start
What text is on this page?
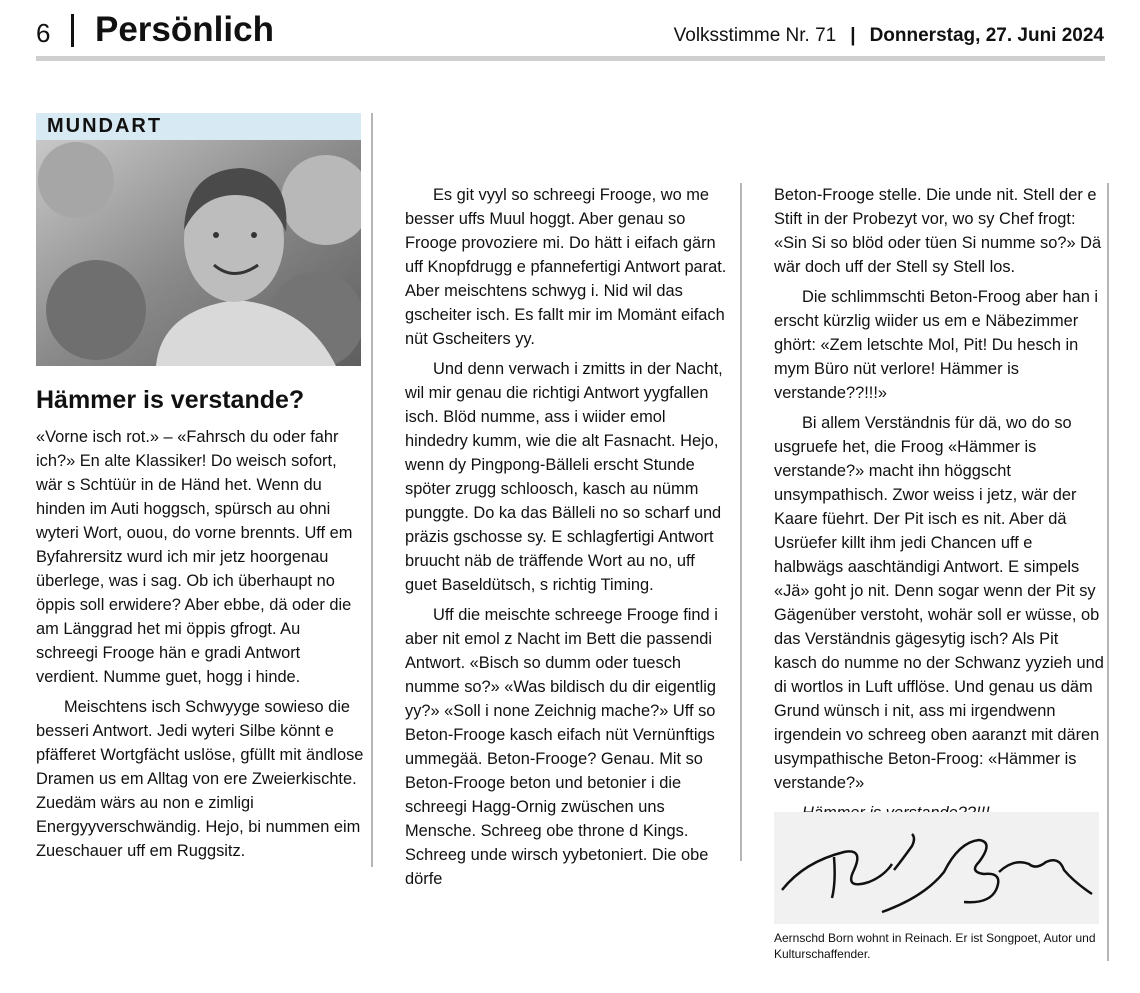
6 Persönlich	Volksstimme Nr. 71 | Donnerstag, 27. Juni 2024
MUNDART
Hämmer is verstande?

«Vorne isch rot.» – «Fahrsch du oder fahr ich?» En alte Klassiker! Do weisch sofort, wär s Schtüür in de Händ het. Wenn du hinden im Auti hoggsch, spürsch au ohni wyteri Wort, ouou, do vorne brennts. Uff em Byfahrersitz wurd ich mir jetz hoorgenau überlege, was i sag. Ob ich überhaupt no öppis soll erwidere? Aber ebbe, dä oder die am Länggrad het mi öppis gfrogt. Au schreegi Frooge hän e gradi Antwort verdient. Numme guet, hogg i hinde.

Meischtens isch Schwyyge sowieso die besseri Antwort. Jedi wyteri Silbe könnt e pfäfferet Wortgfächt uslöse, gfüllt mit ändlose Dramen us em Alltag von ere Zweierkischte. Zuedäm wärs au non e zimligi Energyyverschwändig. Hejo, bi nummen eim Zueschauer uff em Ruggsitz.

Es git vyyl so schreegi Frooge, wo me besser uffs Muul hoggt. Aber genau so Frooge provoziere mi. Do hätt i eifach gärn uff Knopfdrugg e pfannefertigi Antwort parat. Aber meischtens schwyg i. Nid wil das gscheiter isch. Es fallt mir im Momänt eifach nüt Gscheiters yy.

Und denn verwach i zmitts in der Nacht, wil mir genau die richtigi Antwort yygfallen isch. Blöd numme, ass i wiider emol hindedry kumm, wie die alt Fasnacht. Hejo, wenn dy Pingpong-Bälleli erscht Stunde spöter zrugg schloosch, kasch au nümm punggte. Do ka das Bälleli no so scharf und präzis gschosse sy. E schlagfertigi Antwort bruucht näb de träffende Wort au no, uff guet Baseldütsch, s richtig Timing.

Uff die meischte schreege Frooge find i aber nit emol z Nacht im Bett die passendi Antwort. «Bisch so dumm oder tuesch numme so?» «Was bildisch du dir eigentlig yy?» «Soll i none Zeichnig mache?» Uff so Beton-Frooge kasch eifach nüt Vernünftigs ummegää. Beton-Frooge? Genau. Mit so Beton-Frooge beton und betonier i die schreegi Hagg-Ornig zwüschen uns Mensche. Schreeg obe throne d Kings. Schreeg unde wirsch yybetoniert. Die obe dörfe

Beton-Frooge stelle. Die unde nit. Stell der e Stift in der Probezyt vor, wo sy Chef frogt: «Sin Si so blöd oder tüen Si numme so?» Dä wär doch uff der Stell sy Stell los.

Die schlimmschti Beton-Froog aber han i erscht kürzlig wiider us em e Näbezimmer ghört: «Zem letschte Mol, Pit! Du hesch in mym Büro nüt verlore! Hämmer is verstande??!!!»

Bi allem Verständnis für dä, wo do so usgruefe het, die Froog «Hämmer is verstande?» macht ihn höggscht unsympathisch. Zwor weiss i jetz, wär der Kaare füehrt. Der Pit isch es nit. Aber dä Usrüefer killt ihm jedi Chancen uff e halbwägs aaschtändigi Antwort. E simpels «Jä» goht jo nit. Denn sogar wenn der Pit sy Gägenüber verstoht, wohär soll er wüsse, ob das Verständnis gägesytig isch? Als Pit kasch do numme no der Schwanz yyzieh und di wortlos in Luft ufflöse. Und genau us däm Grund wünsch i nit, ass mi irgendwenn irgendein vo schreeg oben aaranzt mit dären usympathische Beton-Froog: «Hämmer is verstande?»

Aernschd Born wohnt in Reinach. Er ist Songpoet, Autor und Kulturschaffender.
end
Problem. With the pictures omitted, reproduce the records in full and exactly.

Answer to this problem.
What text is on this page?
6 Persönlich	Volksstimme Nr. 71 | Donnerstag, 27. Juni 2024
MUNDART
Hämmer is verstande?

«Vorne isch rot.» – «Fahrsch du oder fahr ich?» En alte Klassiker! Do weisch sofort, wär s Schtüür in de Händ het. Wenn du hinden im Auti hoggsch, spürsch au ohni wyteri Wort, ouou, do vorne brennts. Uff em Byfahrersitz wurd ich mir jetz hoorgenau überlege, was i sag. Ob ich überhaupt no öppis soll erwidere? Aber ebbe, dä oder die am Länggrad het mi öppis gfrogt. Au schreegi Frooge hän e gradi Antwort verdient. Numme guet, hogg i hinde.

Meischtens isch Schwyyge sowieso die besseri Antwort. Jedi wyteri Silbe könnt e pfäfferet Wortgfächt uslöse, gfüllt mit ändlose Dramen us em Alltag von ere Zweierkischte. Zuedäm wärs au non e zimligi Energyyverschwändig. Hejo, bi nummen eim Zueschauer uff em Ruggsitz.

Es git vyyl so schreegi Frooge, wo me besser uffs Muul hoggt. Aber genau so Frooge provoziere mi. Do hätt i eifach gärn uff Knopfdrugg e pfannefertigi Antwort parat. Aber meischtens schwyg i. Nid wil das gscheiter isch. Es fallt mir im Momänt eifach nüt Gscheiters yy.

Und denn verwach i zmitts in der Nacht, wil mir genau die richtigi Antwort yygfallen isch. Blöd numme, ass i wiider emol hindedry kumm, wie die alt Fasnacht. Hejo, wenn dy Pingpong-Bälleli erscht Stunde spöter zrugg schloosch, kasch au nümm punggte. Do ka das Bälleli no so scharf und präzis gschosse sy. E schlagfertigi Antwort bruucht näb de träffende Wort au no, uff guet Baseldütsch, s richtig Timing.

Uff die meischte schreege Frooge find i aber nit emol z Nacht im Bett die passendi Antwort. «Bisch so dumm oder tuesch numme so?» «Was bildisch du dir eigentlig yy?» «Soll i none Zeichnig mache?» Uff so Beton-Frooge kasch eifach nüt Vernünftigs ummegää. Beton-Frooge? Genau. Mit so Beton-Frooge beton und betonier i die schreegi Hagg-Ornig zwüschen uns Mensche. Schreeg obe throne d Kings. Schreeg unde wirsch yybetoniert. Die obe dörfe

Beton-Frooge stelle. Die unde nit. Stell der e Stift in der Probezyt vor, wo sy Chef frogt: «Sin Si so blöd oder tüen Si numme so?» Dä wär doch uff der Stell sy Stell los.

Die schlimmschti Beton-Froog aber han i erscht kürzlig wiider us em e Näbezimmer ghört: «Zem letschte Mol, Pit! Du hesch in mym Büro nüt verlore! Hämmer is verstande??!!!»

Bi allem Verständnis für dä, wo do so usgruefe het, die Froog «Hämmer is verstande?» macht ihn höggscht unsympathisch. Zwor weiss i jetz, wär der Kaare füehrt. Der Pit isch es nit. Aber dä Usrüefer killt ihm jedi Chancen uff e halbwägs aaschtändigi Antwort. E simpels «Jä» goht jo nit. Denn sogar wenn der Pit sy Gägenüber verstoht, wohär soll er wüsse, ob das Verständnis gägesytig isch? Als Pit kasch do numme no der Schwanz yyzieh und di wortlos in Luft ufflöse. Und genau us däm Grund wünsch i nit, ass mi irgendwenn irgendein vo schreeg oben aaranzt mit dären usympathische Beton-Froog: «Hämmer is verstande?»

Aernschd Born wohnt in Reinach. Er ist Songpoet, Autor und Kulturschaffender.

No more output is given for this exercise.